— DIRECTIONS —
Will you quote all of the entries, word for word?

— DATA PROVIDED —
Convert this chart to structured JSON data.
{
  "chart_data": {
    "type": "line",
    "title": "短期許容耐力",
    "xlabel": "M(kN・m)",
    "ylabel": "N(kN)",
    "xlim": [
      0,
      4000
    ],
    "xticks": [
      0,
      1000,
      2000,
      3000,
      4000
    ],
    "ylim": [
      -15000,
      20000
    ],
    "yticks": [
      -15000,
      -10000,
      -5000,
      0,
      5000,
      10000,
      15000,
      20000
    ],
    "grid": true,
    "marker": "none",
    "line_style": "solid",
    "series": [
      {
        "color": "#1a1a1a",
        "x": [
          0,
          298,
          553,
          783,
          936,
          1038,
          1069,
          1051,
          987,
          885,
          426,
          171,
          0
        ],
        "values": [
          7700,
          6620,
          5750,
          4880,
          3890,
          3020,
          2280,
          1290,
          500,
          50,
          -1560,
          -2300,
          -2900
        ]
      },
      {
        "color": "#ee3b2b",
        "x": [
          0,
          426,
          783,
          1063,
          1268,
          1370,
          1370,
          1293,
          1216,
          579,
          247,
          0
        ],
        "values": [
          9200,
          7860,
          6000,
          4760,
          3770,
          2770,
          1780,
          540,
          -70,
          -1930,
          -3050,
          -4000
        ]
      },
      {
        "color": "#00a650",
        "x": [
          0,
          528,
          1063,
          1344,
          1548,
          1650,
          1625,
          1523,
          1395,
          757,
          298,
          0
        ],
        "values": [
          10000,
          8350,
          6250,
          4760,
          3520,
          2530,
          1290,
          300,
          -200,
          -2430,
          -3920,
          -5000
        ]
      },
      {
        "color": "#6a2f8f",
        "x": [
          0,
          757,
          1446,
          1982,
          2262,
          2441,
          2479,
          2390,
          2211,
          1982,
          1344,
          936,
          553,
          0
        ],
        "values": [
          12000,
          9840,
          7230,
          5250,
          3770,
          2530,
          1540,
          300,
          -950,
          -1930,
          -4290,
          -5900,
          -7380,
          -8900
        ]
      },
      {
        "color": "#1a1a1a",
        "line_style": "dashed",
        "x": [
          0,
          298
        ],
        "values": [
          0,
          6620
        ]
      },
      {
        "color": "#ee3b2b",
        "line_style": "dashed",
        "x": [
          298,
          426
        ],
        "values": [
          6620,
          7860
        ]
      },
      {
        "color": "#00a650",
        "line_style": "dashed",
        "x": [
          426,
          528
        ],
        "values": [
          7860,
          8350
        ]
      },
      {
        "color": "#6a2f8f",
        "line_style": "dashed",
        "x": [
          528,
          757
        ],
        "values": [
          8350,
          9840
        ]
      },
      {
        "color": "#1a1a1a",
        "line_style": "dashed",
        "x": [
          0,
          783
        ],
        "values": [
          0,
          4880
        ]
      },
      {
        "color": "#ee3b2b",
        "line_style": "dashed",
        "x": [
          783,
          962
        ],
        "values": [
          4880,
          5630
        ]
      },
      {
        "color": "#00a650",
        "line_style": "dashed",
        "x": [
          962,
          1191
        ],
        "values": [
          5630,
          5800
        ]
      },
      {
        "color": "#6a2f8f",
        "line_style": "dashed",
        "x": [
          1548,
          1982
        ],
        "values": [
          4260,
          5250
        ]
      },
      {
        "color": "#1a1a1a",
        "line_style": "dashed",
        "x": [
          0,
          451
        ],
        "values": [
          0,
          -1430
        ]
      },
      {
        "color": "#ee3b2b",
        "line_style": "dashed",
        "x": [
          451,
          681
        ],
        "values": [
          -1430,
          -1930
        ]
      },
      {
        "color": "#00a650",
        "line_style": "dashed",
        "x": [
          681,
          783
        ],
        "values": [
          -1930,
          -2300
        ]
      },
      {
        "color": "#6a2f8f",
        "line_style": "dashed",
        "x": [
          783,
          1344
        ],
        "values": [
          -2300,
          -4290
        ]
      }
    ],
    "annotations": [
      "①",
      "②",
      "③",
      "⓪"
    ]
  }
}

— EXERCISE RESULT —
Convert this chart to structured JSON data.
{
  "chart_data": {
    "type": "line",
    "title": "短期許容耐力",
    "xlabel": "M(kN・m)",
    "ylabel": "N(kN)",
    "xlim": [
      0,
      4000
    ],
    "xticks": [
      0,
      1000,
      2000,
      3000,
      4000
    ],
    "ylim": [
      -15000,
      20000
    ],
    "yticks": [
      -15000,
      -10000,
      -5000,
      0,
      5000,
      10000,
      15000,
      20000
    ],
    "grid": true,
    "marker": "none",
    "line_style": "solid",
    "series": [
      {
        "color": "#1a1a1a",
        "x": [
          0,
          298,
          553,
          783,
          936,
          1038,
          1069,
          1051,
          987,
          885,
          426,
          171,
          0
        ],
        "values": [
          7700,
          6620,
          5750,
          4880,
          3890,
          3020,
          2280,
          1290,
          500,
          50,
          -1560,
          -2300,
          -2900
        ]
      },
      {
        "color": "#ee3b2b",
        "x": [
          0,
          426,
          783,
          1063,
          1268,
          1370,
          1370,
          1293,
          1216,
          579,
          247,
          0
        ],
        "values": [
          9200,
          7860,
          6000,
          4760,
          3770,
          2770,
          1780,
          540,
          -70,
          -1930,
          -3050,
          -4000
        ]
      },
      {
        "color": "#00a650",
        "x": [
          0,
          528,
          1063,
          1344,
          1548,
          1650,
          1625,
          1523,
          1395,
          757,
          298,
          0
        ],
        "values": [
          10000,
          8350,
          6250,
          4760,
          3520,
          2530,
          1290,
          300,
          -200,
          -2430,
          -3920,
          -5000
        ]
      },
      {
        "color": "#6a2f8f",
        "x": [
          0,
          757,
          1446,
          1982,
          2262,
          2441,
          2479,
          2390,
          2211,
          1982,
          1344,
          936,
          553,
          0
        ],
        "values": [
          12000,
          9840,
          7230,
          5250,
          3770,
          2530,
          1540,
          300,
          -950,
          -1930,
          -4290,
          -5900,
          -7380,
          -8900
        ]
      },
      {
        "color": "#1a1a1a",
        "line_style": "dashed",
        "x": [
          0,
          298
        ],
        "values": [
          0,
          6620
        ]
      },
      {
        "color": "#ee3b2b",
        "line_style": "dashed",
        "x": [
          298,
          426
        ],
        "values": [
          6620,
          7860
        ]
      },
      {
        "color": "#00a650",
        "line_style": "dashed",
        "x": [
          426,
          528
        ],
        "values": [
          7860,
          8350
        ]
      },
      {
        "color": "#6a2f8f",
        "line_style": "dashed",
        "x": [
          528,
          757
        ],
        "values": [
          8350,
          9840
        ]
      },
      {
        "color": "#1a1a1a",
        "line_style": "dashed",
        "x": [
          0,
          783
        ],
        "values": [
          0,
          4880
        ]
      },
      {
        "color": "#ee3b2b",
        "line_style": "dashed",
        "x": [
          783,
          962
        ],
        "values": [
          4880,
          5630
        ]
      },
      {
        "color": "#00a650",
        "line_style": "dashed",
        "x": [
          962,
          1191
        ],
        "values": [
          5630,
          5800
        ]
      },
      {
        "color": "#6a2f8f",
        "line_style": "dashed",
        "x": [
          1548,
          1982
        ],
        "values": [
          4260,
          5250
        ]
      },
      {
        "color": "#1a1a1a",
        "line_style": "dashed",
        "x": [
          0,
          451
        ],
        "values": [
          0,
          -1430
        ]
      },
      {
        "color": "#ee3b2b",
        "line_style": "dashed",
        "x": [
          451,
          681
        ],
        "values": [
          -1430,
          -1930
        ]
      },
      {
        "color": "#00a650",
        "line_style": "dashed",
        "x": [
          681,
          783
        ],
        "values": [
          -1930,
          -2300
        ]
      },
      {
        "color": "#6a2f8f",
        "line_style": "dashed",
        "x": [
          783,
          1344
        ],
        "values": [
          -2300,
          -4290
        ]
      }
    ],
    "annotations": [
      "①",
      "②",
      "③",
      "⓪"
    ]
  }
}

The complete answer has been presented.